*What the exercise asks*: Read through the data and report every line in which the word "Copy" occurs.

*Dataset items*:

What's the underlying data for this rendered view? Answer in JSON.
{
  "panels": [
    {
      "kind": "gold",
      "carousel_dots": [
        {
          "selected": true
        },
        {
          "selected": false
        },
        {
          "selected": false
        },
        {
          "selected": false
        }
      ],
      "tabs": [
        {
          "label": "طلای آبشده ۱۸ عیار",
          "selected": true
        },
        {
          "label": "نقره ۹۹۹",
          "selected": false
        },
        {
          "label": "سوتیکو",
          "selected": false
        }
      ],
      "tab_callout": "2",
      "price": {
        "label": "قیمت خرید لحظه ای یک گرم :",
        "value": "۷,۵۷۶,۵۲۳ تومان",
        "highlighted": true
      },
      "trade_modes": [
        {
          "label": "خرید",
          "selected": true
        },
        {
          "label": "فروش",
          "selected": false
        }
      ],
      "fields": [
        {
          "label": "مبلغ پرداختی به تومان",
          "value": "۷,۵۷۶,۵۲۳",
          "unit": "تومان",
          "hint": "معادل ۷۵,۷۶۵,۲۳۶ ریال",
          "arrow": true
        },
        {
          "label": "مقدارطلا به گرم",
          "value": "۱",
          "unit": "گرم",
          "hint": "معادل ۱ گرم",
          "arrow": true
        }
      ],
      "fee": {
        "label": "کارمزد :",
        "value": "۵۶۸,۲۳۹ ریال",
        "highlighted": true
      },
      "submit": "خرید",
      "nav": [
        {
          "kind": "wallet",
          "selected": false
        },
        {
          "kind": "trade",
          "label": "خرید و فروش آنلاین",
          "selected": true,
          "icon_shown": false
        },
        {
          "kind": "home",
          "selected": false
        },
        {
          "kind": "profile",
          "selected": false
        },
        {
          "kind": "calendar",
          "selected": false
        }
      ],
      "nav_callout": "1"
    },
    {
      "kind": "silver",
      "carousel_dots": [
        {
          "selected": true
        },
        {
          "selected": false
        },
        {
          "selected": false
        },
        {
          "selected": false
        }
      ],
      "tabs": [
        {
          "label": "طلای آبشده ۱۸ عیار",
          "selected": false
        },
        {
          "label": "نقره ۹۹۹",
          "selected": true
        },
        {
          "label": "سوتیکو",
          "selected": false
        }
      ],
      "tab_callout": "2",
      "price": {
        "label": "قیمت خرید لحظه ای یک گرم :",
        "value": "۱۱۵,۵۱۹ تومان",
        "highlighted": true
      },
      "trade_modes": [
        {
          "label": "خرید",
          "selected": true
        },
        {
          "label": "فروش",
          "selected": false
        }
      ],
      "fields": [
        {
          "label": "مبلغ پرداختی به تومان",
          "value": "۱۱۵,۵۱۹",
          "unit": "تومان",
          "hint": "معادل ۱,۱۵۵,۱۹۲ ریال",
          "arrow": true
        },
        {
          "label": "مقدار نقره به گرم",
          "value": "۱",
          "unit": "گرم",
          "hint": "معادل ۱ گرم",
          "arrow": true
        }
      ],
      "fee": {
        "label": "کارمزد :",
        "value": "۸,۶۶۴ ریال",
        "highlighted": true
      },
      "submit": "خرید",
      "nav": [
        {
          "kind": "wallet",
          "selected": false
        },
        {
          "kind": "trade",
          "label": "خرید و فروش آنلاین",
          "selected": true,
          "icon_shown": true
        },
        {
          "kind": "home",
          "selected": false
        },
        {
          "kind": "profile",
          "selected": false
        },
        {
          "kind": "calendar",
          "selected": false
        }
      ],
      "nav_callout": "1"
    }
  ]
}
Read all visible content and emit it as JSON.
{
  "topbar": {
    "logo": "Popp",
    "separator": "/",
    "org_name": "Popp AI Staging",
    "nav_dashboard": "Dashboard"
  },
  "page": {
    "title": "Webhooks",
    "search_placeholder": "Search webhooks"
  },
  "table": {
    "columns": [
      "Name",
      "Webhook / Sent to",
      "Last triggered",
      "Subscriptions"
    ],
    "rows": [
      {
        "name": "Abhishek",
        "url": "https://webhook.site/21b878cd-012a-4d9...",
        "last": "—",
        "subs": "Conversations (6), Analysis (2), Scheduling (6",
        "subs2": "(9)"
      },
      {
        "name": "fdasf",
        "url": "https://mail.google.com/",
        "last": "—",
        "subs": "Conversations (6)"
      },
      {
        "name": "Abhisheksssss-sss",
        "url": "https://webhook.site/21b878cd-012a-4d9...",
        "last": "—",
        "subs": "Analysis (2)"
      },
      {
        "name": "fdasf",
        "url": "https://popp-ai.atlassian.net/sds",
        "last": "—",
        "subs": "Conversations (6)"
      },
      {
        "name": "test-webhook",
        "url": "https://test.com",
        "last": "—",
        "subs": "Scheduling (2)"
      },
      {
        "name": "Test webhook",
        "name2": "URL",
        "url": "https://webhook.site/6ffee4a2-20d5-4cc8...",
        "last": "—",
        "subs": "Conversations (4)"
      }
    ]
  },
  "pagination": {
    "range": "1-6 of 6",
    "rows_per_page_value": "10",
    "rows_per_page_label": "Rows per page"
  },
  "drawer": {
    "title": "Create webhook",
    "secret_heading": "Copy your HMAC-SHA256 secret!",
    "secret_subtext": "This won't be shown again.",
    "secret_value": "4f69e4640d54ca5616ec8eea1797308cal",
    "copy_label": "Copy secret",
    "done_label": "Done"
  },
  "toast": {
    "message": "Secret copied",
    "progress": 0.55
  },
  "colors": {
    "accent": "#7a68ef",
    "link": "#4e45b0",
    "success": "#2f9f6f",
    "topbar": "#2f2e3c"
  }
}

*Solution*:
    "secret_heading": "Copy your HMAC-SHA256 secret!",
    "copy_label": "Copy secret",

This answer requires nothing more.